**Exercise requirements**
Locate and copy each line in the data that contains the word "text".

**Dataset items**
• • • •
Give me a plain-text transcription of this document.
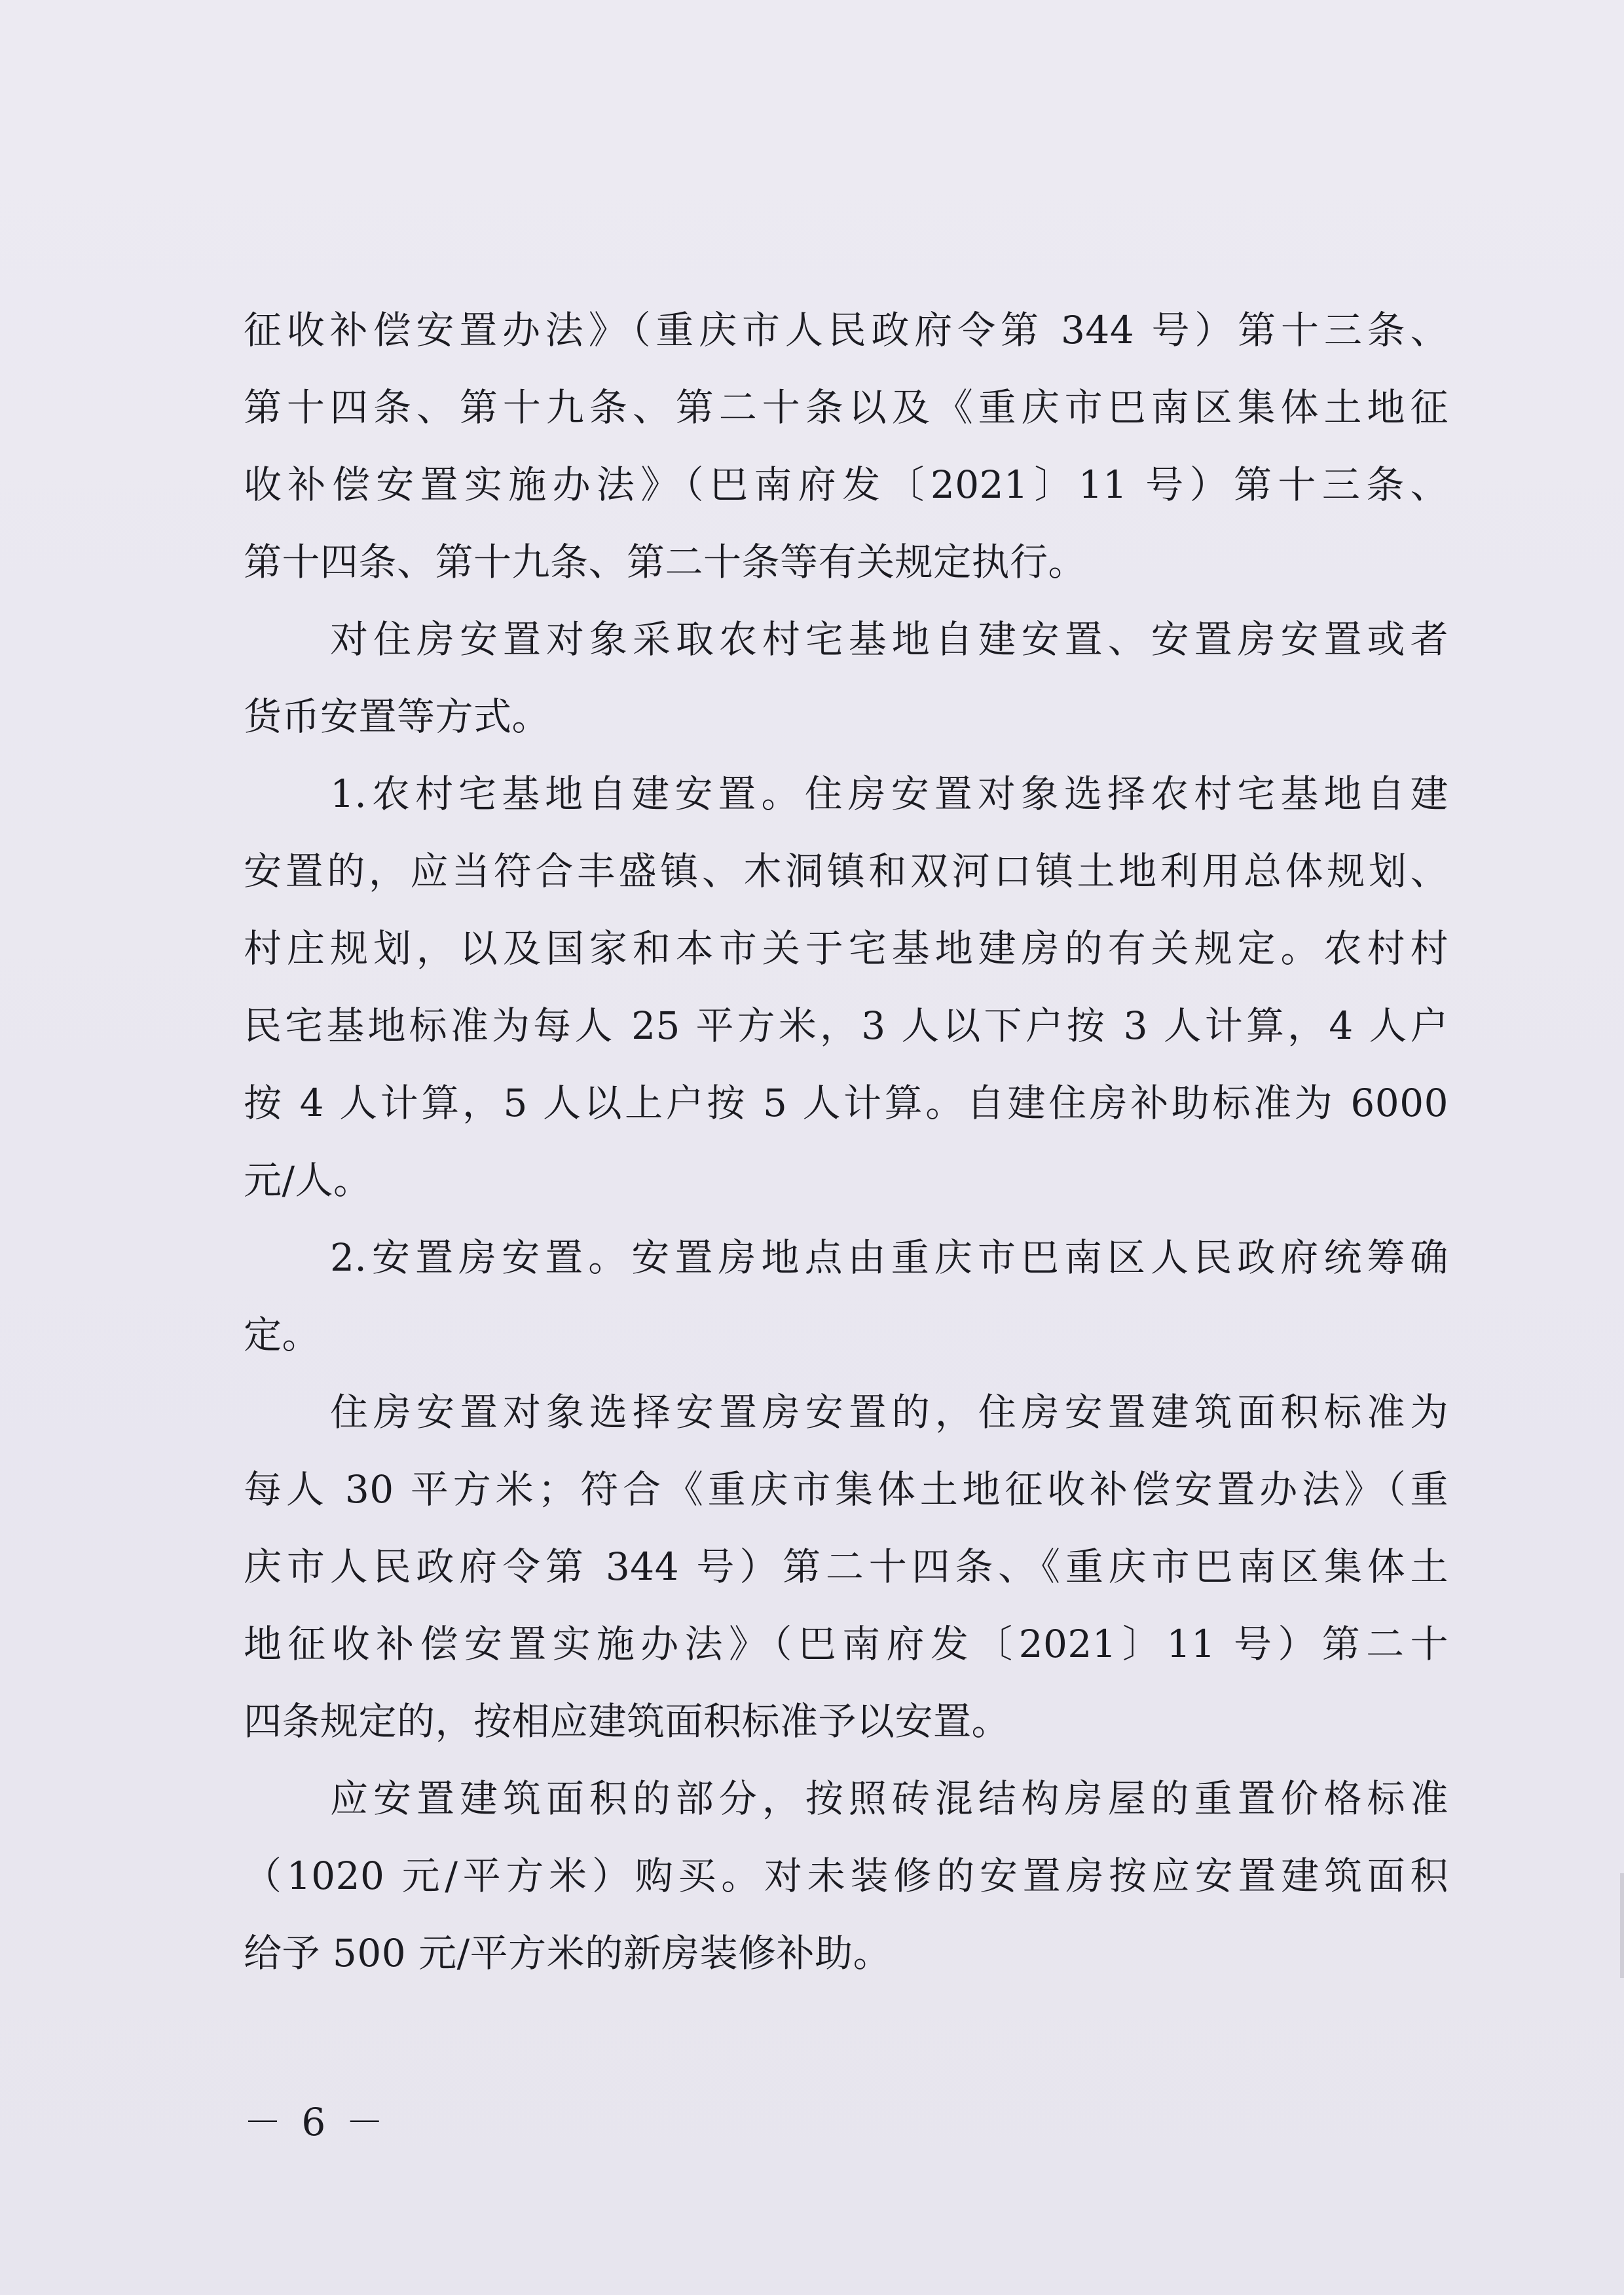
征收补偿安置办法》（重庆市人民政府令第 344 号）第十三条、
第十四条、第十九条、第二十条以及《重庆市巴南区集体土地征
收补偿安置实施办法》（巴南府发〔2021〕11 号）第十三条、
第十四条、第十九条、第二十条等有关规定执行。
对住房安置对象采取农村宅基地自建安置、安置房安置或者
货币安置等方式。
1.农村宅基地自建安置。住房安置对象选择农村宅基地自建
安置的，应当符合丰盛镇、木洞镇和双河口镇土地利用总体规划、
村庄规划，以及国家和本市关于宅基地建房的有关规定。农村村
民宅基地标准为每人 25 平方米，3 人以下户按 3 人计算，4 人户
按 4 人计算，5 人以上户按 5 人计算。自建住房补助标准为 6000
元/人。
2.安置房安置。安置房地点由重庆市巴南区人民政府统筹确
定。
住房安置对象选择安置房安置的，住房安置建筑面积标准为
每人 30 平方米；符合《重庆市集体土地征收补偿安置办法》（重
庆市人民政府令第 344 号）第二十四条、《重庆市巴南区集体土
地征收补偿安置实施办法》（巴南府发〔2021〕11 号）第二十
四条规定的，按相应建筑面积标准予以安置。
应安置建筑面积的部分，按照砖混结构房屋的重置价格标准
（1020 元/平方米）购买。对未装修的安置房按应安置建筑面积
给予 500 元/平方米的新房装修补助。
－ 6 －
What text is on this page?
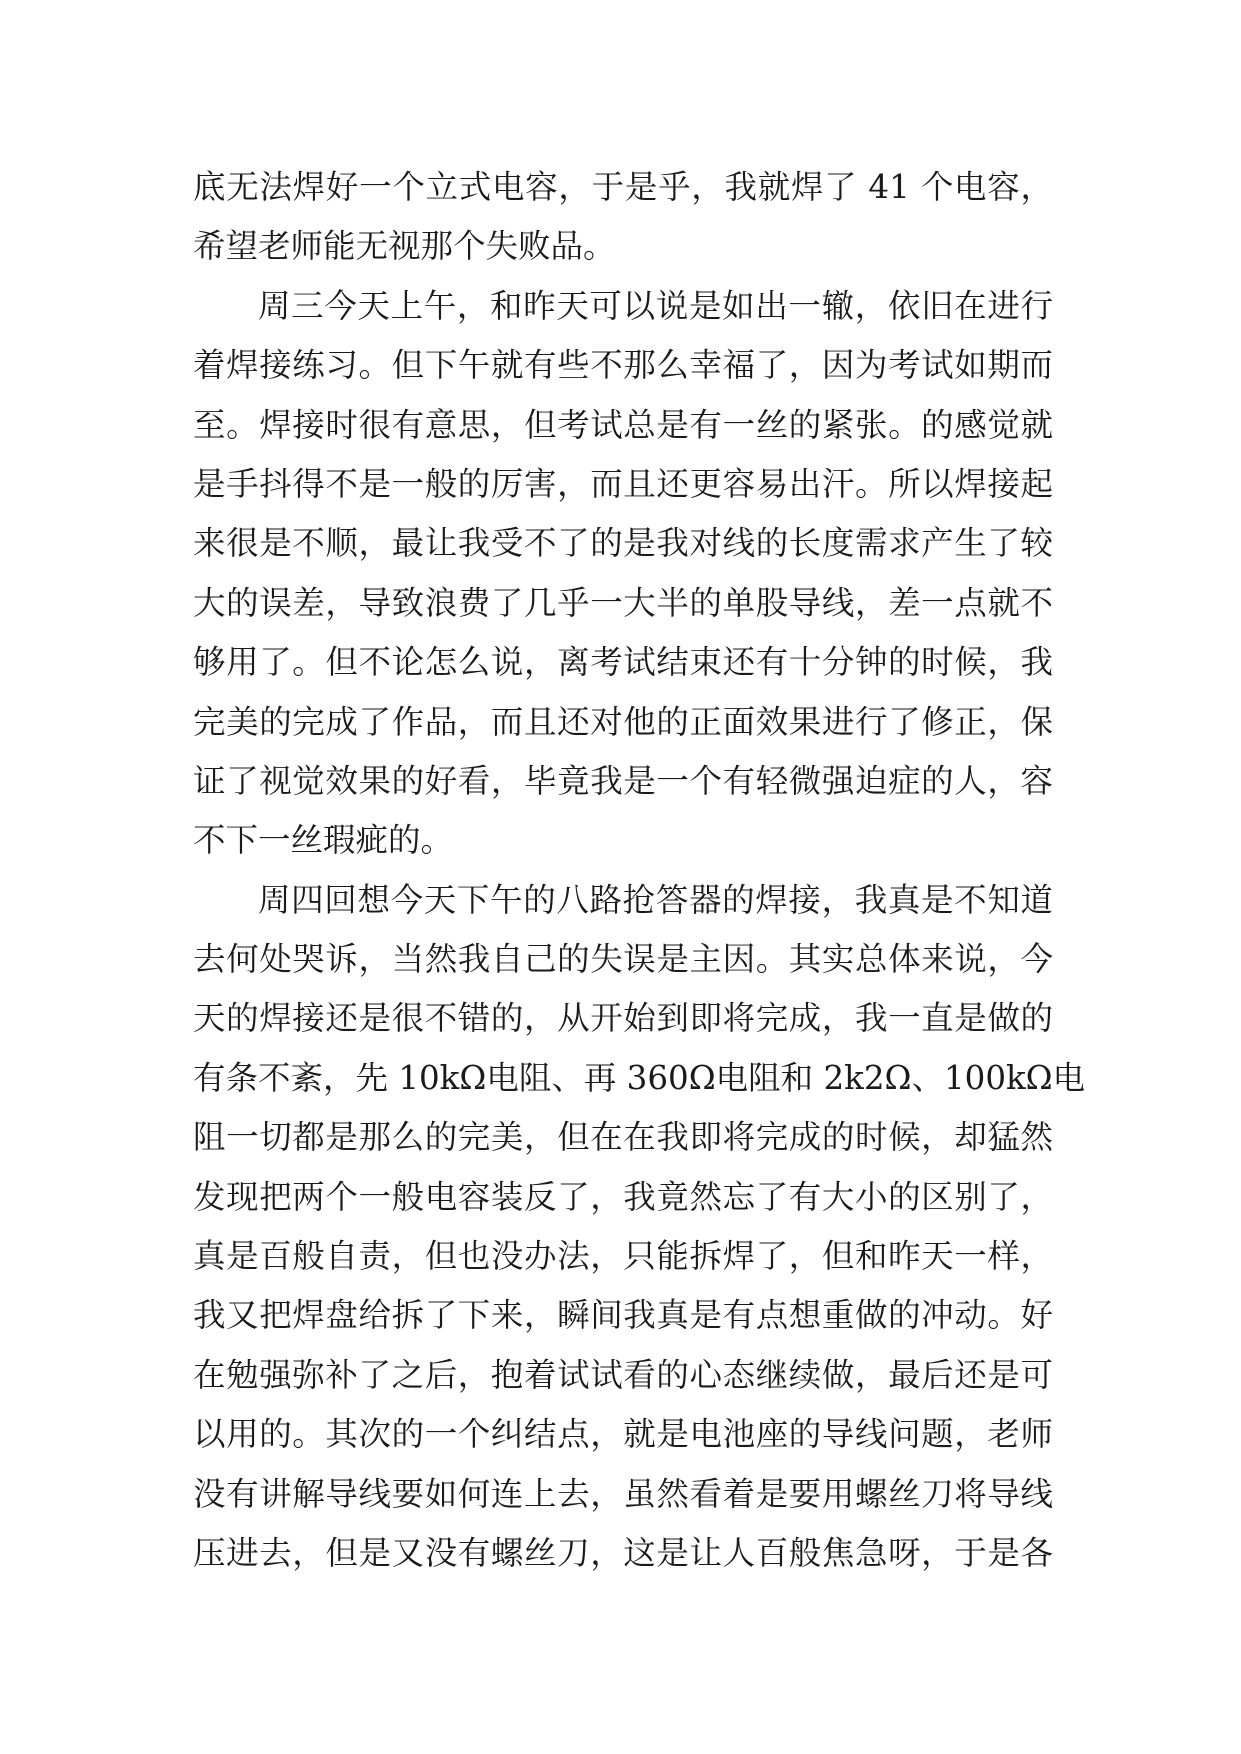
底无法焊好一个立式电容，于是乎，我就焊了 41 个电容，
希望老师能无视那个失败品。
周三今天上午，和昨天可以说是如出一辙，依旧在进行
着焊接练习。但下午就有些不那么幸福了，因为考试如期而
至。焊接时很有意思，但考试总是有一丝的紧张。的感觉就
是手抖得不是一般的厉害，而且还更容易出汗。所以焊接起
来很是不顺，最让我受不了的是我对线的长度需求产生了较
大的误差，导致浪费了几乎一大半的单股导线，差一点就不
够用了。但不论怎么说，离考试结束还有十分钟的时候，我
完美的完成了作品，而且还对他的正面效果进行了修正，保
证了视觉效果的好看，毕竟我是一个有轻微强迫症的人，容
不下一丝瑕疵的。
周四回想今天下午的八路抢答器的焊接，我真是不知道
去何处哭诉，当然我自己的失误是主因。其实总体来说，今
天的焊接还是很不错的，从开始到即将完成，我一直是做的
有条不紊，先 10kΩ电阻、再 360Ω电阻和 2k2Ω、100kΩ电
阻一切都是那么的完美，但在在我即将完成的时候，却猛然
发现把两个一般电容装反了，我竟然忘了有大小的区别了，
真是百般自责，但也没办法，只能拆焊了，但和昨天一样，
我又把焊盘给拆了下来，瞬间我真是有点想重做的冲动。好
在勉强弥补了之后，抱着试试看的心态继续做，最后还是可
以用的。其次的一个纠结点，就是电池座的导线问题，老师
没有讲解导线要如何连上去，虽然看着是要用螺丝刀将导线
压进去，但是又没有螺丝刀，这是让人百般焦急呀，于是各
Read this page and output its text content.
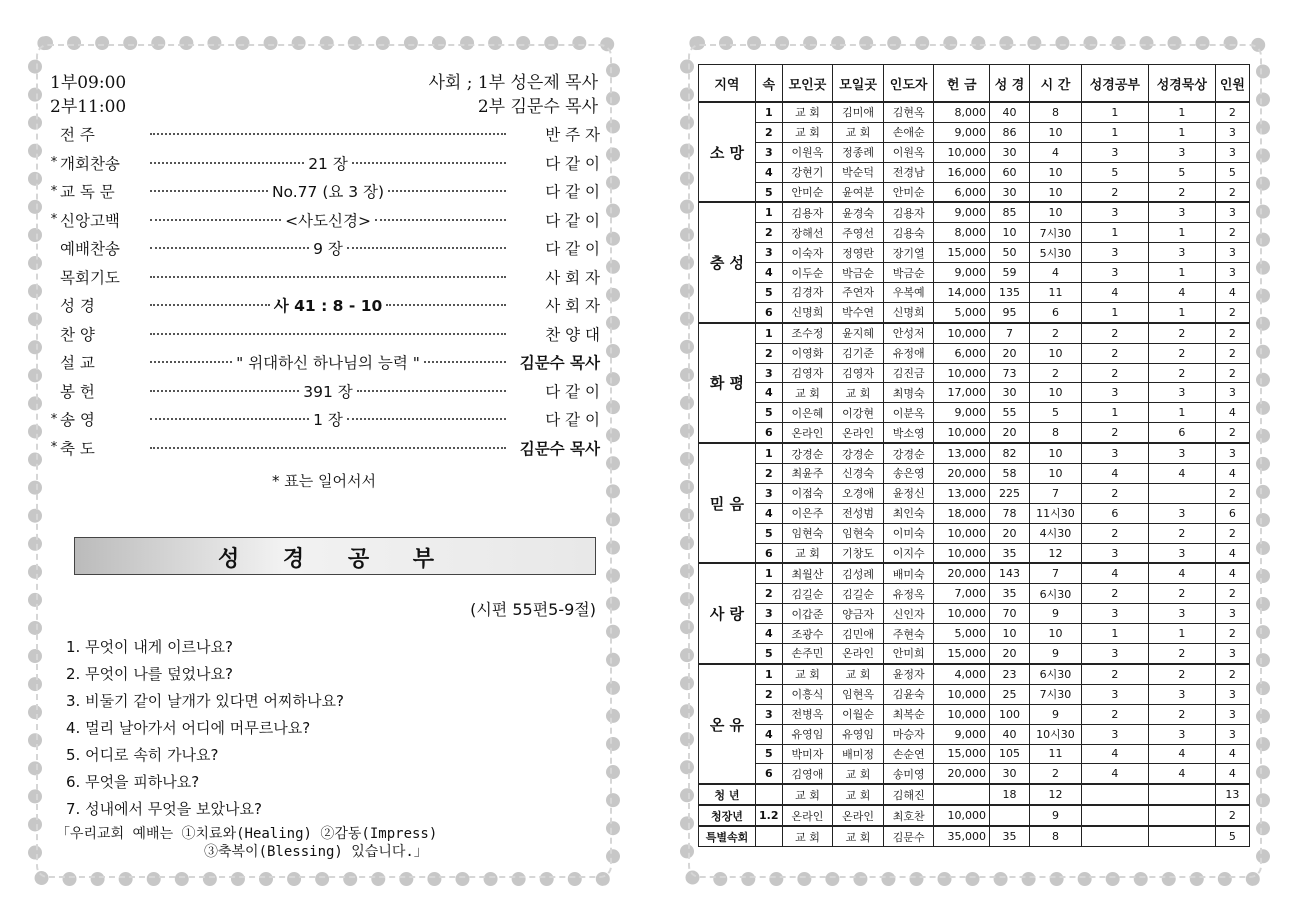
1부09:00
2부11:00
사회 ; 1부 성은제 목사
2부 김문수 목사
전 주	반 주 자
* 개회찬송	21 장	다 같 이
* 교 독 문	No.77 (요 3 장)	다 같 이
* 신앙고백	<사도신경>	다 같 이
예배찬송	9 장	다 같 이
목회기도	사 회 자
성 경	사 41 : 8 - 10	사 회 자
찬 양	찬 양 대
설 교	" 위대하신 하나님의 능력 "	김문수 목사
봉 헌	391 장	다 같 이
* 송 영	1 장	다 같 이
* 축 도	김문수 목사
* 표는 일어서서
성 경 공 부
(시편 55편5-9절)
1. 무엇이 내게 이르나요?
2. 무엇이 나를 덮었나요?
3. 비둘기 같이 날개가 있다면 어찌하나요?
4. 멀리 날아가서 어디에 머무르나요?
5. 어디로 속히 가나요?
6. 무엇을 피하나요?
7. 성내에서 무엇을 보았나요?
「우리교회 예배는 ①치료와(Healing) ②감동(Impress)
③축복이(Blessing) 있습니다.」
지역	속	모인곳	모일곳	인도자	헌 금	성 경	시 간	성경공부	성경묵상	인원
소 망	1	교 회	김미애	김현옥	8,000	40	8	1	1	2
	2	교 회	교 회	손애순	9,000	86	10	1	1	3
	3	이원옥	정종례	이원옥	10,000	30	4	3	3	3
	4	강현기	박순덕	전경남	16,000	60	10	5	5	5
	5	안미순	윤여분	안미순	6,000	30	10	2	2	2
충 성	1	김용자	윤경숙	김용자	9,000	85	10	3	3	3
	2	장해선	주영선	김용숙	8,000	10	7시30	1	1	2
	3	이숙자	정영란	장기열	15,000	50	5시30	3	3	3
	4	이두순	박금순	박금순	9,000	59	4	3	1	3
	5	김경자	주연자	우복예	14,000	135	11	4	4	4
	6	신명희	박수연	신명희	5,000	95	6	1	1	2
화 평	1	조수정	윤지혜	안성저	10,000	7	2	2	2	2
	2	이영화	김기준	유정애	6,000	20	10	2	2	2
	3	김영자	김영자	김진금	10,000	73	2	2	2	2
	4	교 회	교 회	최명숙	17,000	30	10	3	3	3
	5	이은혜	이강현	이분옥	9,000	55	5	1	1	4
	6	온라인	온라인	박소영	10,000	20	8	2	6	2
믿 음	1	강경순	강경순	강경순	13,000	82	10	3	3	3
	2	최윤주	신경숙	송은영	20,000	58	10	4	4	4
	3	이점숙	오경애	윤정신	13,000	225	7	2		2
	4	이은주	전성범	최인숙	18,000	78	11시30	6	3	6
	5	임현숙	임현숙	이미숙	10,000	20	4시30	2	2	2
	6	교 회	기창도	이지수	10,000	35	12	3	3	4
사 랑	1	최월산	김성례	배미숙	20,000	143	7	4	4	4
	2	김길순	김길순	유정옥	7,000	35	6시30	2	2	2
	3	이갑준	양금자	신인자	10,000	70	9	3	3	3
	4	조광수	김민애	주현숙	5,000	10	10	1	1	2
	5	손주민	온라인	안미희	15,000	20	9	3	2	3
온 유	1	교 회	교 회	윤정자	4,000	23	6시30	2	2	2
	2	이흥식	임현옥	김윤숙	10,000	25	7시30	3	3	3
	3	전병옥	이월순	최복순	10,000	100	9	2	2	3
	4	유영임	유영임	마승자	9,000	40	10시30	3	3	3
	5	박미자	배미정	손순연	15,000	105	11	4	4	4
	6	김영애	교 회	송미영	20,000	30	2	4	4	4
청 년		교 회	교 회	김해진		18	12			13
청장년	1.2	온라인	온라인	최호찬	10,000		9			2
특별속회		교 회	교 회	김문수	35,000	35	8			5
• • • •
**Correct response**
Give me a plain-text transcription of this document.
What text is on this page?
Read this page and output its text content.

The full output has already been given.